* [Stated task]
Using the listing below, copy every line that mentions "собственников".

[Begin Records shown]

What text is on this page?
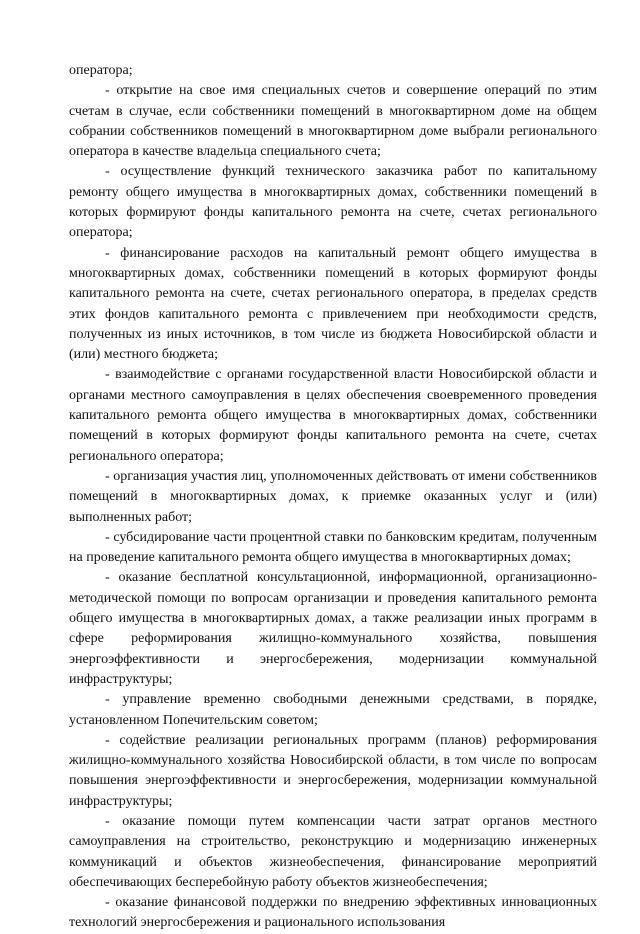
оператора;

- открытие на свое имя специальных счетов и совершение операций по этим счетам в случае, если собственники помещений в многоквартирном доме на общем собрании собственников помещений в многоквартирном доме выбрали регионального оператора в качестве владельца специального счета;

- осуществление функций технического заказчика работ по капитальному ремонту общего имущества в многоквартирных домах, собственники помещений в которых формируют фонды капитального ремонта на счете, счетах регионального оператора;

- финансирование расходов на капитальный ремонт общего имущества в многоквартирных домах, собственники помещений в которых формируют фонды капитального ремонта на счете, счетах регионального оператора, в пределах средств этих фондов капитального ремонта с привлечением при необходимости средств, полученных из иных источников, в том числе из бюджета Новосибирской области и (или) местного бюджета;

- взаимодействие с органами государственной власти Новосибирской области и органами местного самоуправления в целях обеспечения своевременного проведения капитального ремонта общего имущества в многоквартирных домах, собственники помещений в которых формируют фонды капитального ремонта на счете, счетах регионального оператора;

- организация участия лиц, уполномоченных действовать от имени собственников помещений в многоквартирных домах, к приемке оказанных услуг и (или) выполненных работ;

- субсидирование части процентной ставки по банковским кредитам, полученным на проведение капитального ремонта общего имущества в многоквартирных домах;

- оказание бесплатной консультационной, информационной, организационно-методической помощи по вопросам организации и проведения капитального ремонта общего имущества в многоквартирных домах, а также реализации иных программ в сфере реформирования жилищно-коммунального хозяйства, повышения энергоэффективности и энергосбережения, модернизации коммунальной инфраструктуры;

- управление временно свободными денежными средствами, в порядке, установленном Попечительским советом;

- содействие реализации региональных программ (планов) реформирования жилищно-коммунального хозяйства Новосибирской области, в том числе по вопросам повышения энергоэффективности и энергосбережения, модернизации коммунальной инфраструктуры;

- оказание помощи путем компенсации части затрат органов местного самоуправления на строительство, реконструкцию и модернизацию инженерных коммуникаций и объектов жизнеобеспечения, финансирование мероприятий обеспечивающих бесперебойную работу объектов жизнеобеспечения;

- оказание финансовой поддержки по внедрению эффективных инновационных технологий энергосбережения и рационального использования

[End Records shown]

* [Solved problem]
- открытие на свое имя специальных счетов и совершение операций по этим счетам в случае, если собственники помещений в многоквартирном доме на общем собрании собственников помещений в многоквартирном доме выбрали регионального оператора в качестве владельца специального счета;
- организация участия лиц, уполномоченных действовать от имени собственников помещений в многоквартирных домах, к приемке оказанных услуг и (или) выполненных работ;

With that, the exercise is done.